> _Work instructions_
Print every line of the listing exactly, please.

> _Given information_
========================

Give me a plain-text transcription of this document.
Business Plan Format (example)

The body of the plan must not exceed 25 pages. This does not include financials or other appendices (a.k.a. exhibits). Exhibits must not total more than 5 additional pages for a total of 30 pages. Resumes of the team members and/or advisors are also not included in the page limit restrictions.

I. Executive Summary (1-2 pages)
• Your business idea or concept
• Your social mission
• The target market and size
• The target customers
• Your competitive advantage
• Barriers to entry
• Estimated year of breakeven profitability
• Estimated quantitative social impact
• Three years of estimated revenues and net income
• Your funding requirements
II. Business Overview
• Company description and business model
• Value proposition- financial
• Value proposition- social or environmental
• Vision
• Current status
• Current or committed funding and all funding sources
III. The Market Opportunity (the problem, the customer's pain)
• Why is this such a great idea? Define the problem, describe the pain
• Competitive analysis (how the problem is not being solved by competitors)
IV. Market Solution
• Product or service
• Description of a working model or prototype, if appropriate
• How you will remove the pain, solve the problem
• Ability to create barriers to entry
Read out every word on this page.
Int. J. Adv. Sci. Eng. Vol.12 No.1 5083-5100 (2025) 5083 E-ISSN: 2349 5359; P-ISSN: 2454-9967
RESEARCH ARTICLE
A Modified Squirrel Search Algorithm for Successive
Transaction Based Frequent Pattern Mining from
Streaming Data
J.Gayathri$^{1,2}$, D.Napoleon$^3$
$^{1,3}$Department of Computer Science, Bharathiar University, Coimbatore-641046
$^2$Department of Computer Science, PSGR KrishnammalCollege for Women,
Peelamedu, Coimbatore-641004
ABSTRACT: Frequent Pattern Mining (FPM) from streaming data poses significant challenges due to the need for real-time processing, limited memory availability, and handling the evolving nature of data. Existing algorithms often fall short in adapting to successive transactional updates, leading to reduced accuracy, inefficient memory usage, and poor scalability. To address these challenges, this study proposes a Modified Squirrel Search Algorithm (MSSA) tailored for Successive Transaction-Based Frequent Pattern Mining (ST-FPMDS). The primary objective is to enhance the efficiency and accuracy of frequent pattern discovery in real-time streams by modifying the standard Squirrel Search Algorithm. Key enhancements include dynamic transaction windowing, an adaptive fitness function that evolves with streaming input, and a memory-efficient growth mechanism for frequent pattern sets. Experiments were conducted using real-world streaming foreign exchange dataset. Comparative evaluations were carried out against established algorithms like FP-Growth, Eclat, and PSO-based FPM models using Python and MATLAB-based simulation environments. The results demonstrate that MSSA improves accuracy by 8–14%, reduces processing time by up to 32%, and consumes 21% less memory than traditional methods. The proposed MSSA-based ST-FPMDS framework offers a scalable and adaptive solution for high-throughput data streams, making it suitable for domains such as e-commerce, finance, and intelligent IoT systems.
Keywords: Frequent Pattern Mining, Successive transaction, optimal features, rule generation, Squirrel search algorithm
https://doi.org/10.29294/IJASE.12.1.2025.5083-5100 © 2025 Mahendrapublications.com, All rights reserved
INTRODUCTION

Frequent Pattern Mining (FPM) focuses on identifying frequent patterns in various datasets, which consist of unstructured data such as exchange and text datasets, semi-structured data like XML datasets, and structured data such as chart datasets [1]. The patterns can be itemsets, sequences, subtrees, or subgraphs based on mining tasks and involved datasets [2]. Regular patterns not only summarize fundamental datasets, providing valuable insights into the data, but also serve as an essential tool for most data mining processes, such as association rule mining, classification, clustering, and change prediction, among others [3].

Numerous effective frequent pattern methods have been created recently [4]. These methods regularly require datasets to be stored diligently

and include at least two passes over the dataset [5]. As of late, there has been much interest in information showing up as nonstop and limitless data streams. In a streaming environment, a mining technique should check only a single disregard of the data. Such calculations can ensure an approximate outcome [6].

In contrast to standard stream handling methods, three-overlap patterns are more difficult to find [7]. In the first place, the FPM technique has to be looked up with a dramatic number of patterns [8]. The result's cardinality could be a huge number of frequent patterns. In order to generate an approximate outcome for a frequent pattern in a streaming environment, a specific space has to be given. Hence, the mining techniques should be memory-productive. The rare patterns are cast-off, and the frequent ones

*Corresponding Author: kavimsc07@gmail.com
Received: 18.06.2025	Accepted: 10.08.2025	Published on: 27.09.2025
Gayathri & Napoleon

========================

> _Result below_
Give me a plain-text transcription of this document.
Business Plan Format (example)

The body of the plan must not exceed 25 pages. This does not include financials or other appendices (a.k.a. exhibits). Exhibits must not total more than 5 additional pages for a total of 30 pages. Resumes of the team members and/or advisors are also not included in the page limit restrictions.

I. Executive Summary (1-2 pages)
• Your business idea or concept
• Your social mission
• The target market and size
• The target customers
• Your competitive advantage
• Barriers to entry
• Estimated year of breakeven profitability
• Estimated quantitative social impact
• Three years of estimated revenues and net income
• Your funding requirements
II. Business Overview
• Company description and business model
• Value proposition- financial
• Value proposition- social or environmental
• Vision
• Current status
• Current or committed funding and all funding sources
III. The Market Opportunity (the problem, the customer's pain)
• Why is this such a great idea? Define the problem, describe the pain
• Competitive analysis (how the problem is not being solved by competitors)
IV. Market Solution
• Product or service
• Description of a working model or prototype, if appropriate
• How you will remove the pain, solve the problem
• Ability to create barriers to entry
Read out every word on this page.
Int. J. Adv. Sci. Eng. Vol.12 No.1 5083-5100 (2025) 5083 E-ISSN: 2349 5359; P-ISSN: 2454-9967
RESEARCH ARTICLE
A Modified Squirrel Search Algorithm for Successive
Transaction Based Frequent Pattern Mining from
Streaming Data
J.Gayathri$^{1,2}$, D.Napoleon$^3$
$^{1,3}$Department of Computer Science, Bharathiar University, Coimbatore-641046
$^2$Department of Computer Science, PSGR KrishnammalCollege for Women,
Peelamedu, Coimbatore-641004
ABSTRACT: Frequent Pattern Mining (FPM) from streaming data poses significant challenges due to the need for real-time processing, limited memory availability, and handling the evolving nature of data. Existing algorithms often fall short in adapting to successive transactional updates, leading to reduced accuracy, inefficient memory usage, and poor scalability. To address these challenges, this study proposes a Modified Squirrel Search Algorithm (MSSA) tailored for Successive Transaction-Based Frequent Pattern Mining (ST-FPMDS). The primary objective is to enhance the efficiency and accuracy of frequent pattern discovery in real-time streams by modifying the standard Squirrel Search Algorithm. Key enhancements include dynamic transaction windowing, an adaptive fitness function that evolves with streaming input, and a memory-efficient growth mechanism for frequent pattern sets. Experiments were conducted using real-world streaming foreign exchange dataset. Comparative evaluations were carried out against established algorithms like FP-Growth, Eclat, and PSO-based FPM models using Python and MATLAB-based simulation environments. The results demonstrate that MSSA improves accuracy by 8–14%, reduces processing time by up to 32%, and consumes 21% less memory than traditional methods. The proposed MSSA-based ST-FPMDS framework offers a scalable and adaptive solution for high-throughput data streams, making it suitable for domains such as e-commerce, finance, and intelligent IoT systems.
Keywords: Frequent Pattern Mining, Successive transaction, optimal features, rule generation, Squirrel search algorithm
https://doi.org/10.29294/IJASE.12.1.2025.5083-5100 © 2025 Mahendrapublications.com, All rights reserved
INTRODUCTION

Frequent Pattern Mining (FPM) focuses on identifying frequent patterns in various datasets, which consist of unstructured data such as exchange and text datasets, semi-structured data like XML datasets, and structured data such as chart datasets [1]. The patterns can be itemsets, sequences, subtrees, or subgraphs based on mining tasks and involved datasets [2]. Regular patterns not only summarize fundamental datasets, providing valuable insights into the data, but also serve as an essential tool for most data mining processes, such as association rule mining, classification, clustering, and change prediction, among others [3].

Numerous effective frequent pattern methods have been created recently [4]. These methods regularly require datasets to be stored diligently

and include at least two passes over the dataset [5]. As of late, there has been much interest in information showing up as nonstop and limitless data streams. In a streaming environment, a mining technique should check only a single disregard of the data. Such calculations can ensure an approximate outcome [6].

In contrast to standard stream handling methods, three-overlap patterns are more difficult to find [7]. In the first place, the FPM technique has to be looked up with a dramatic number of patterns [8]. The result's cardinality could be a huge number of frequent patterns. In order to generate an approximate outcome for a frequent pattern in a streaming environment, a specific space has to be given. Hence, the mining techniques should be memory-productive. The rare patterns are cast-off, and the frequent ones

*Corresponding Author: kavimsc07@gmail.com
Received: 18.06.2025	Accepted: 10.08.2025	Published on: 27.09.2025
Gayathri & Napoleon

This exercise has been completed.